(Dataset items)
------------------------------

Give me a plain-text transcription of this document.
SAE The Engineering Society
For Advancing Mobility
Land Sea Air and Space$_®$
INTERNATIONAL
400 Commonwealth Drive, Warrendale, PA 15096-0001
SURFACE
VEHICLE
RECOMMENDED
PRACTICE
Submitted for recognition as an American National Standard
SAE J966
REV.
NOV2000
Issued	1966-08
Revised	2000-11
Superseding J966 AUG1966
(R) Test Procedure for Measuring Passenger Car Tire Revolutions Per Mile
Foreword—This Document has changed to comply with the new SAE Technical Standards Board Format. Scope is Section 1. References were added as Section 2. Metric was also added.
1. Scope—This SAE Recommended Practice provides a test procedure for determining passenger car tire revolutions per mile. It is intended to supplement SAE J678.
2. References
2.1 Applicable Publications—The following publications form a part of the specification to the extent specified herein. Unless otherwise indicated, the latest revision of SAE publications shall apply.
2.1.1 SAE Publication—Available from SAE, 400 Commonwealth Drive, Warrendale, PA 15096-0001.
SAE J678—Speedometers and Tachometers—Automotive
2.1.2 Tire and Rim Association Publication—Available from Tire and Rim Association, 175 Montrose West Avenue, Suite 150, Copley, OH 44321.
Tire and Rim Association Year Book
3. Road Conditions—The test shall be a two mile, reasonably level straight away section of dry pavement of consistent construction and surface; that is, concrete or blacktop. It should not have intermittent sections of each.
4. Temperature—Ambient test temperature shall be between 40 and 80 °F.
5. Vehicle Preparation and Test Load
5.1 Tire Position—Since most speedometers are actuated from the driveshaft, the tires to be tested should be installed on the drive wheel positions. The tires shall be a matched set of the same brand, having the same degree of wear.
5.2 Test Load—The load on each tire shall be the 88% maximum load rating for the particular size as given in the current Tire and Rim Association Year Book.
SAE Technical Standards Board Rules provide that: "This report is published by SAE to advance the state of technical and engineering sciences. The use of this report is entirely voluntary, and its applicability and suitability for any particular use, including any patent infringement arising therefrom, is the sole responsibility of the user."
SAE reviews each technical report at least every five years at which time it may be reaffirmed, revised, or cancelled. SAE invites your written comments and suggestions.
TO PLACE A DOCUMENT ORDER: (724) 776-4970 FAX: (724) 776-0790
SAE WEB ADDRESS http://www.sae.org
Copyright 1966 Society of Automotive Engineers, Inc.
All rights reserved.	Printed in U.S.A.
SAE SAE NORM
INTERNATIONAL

------------------------------

* Exercise objective *
Each record should come back exactly as written.

* Exercise output *
Give me a plain-text transcription of this document.
SAE The Engineering Society
For Advancing Mobility
Land Sea Air and Space$_®$
INTERNATIONAL
400 Commonwealth Drive, Warrendale, PA 15096-0001
SURFACE
VEHICLE
RECOMMENDED
PRACTICE
Submitted for recognition as an American National Standard
SAE J966
REV.
NOV2000
Issued	1966-08
Revised	2000-11
Superseding J966 AUG1966
(R) Test Procedure for Measuring Passenger Car Tire Revolutions Per Mile
Foreword—This Document has changed to comply with the new SAE Technical Standards Board Format. Scope is Section 1. References were added as Section 2. Metric was also added.
1. Scope—This SAE Recommended Practice provides a test procedure for determining passenger car tire revolutions per mile. It is intended to supplement SAE J678.
2. References
2.1 Applicable Publications—The following publications form a part of the specification to the extent specified herein. Unless otherwise indicated, the latest revision of SAE publications shall apply.
2.1.1 SAE Publication—Available from SAE, 400 Commonwealth Drive, Warrendale, PA 15096-0001.
SAE J678—Speedometers and Tachometers—Automotive
2.1.2 Tire and Rim Association Publication—Available from Tire and Rim Association, 175 Montrose West Avenue, Suite 150, Copley, OH 44321.
Tire and Rim Association Year Book
3. Road Conditions—The test shall be a two mile, reasonably level straight away section of dry pavement of consistent construction and surface; that is, concrete or blacktop. It should not have intermittent sections of each.
4. Temperature—Ambient test temperature shall be between 40 and 80 °F.
5. Vehicle Preparation and Test Load
5.1 Tire Position—Since most speedometers are actuated from the driveshaft, the tires to be tested should be installed on the drive wheel positions. The tires shall be a matched set of the same brand, having the same degree of wear.
5.2 Test Load—The load on each tire shall be the 88% maximum load rating for the particular size as given in the current Tire and Rim Association Year Book.
SAE Technical Standards Board Rules provide that: "This report is published by SAE to advance the state of technical and engineering sciences. The use of this report is entirely voluntary, and its applicability and suitability for any particular use, including any patent infringement arising therefrom, is the sole responsibility of the user."
SAE reviews each technical report at least every five years at which time it may be reaffirmed, revised, or cancelled. SAE invites your written comments and suggestions.
TO PLACE A DOCUMENT ORDER: (724) 776-4970 FAX: (724) 776-0790
SAE WEB ADDRESS http://www.sae.org
Copyright 1966 Society of Automotive Engineers, Inc.
All rights reserved.	Printed in U.S.A.
SAE SAE NORM
INTERNATIONAL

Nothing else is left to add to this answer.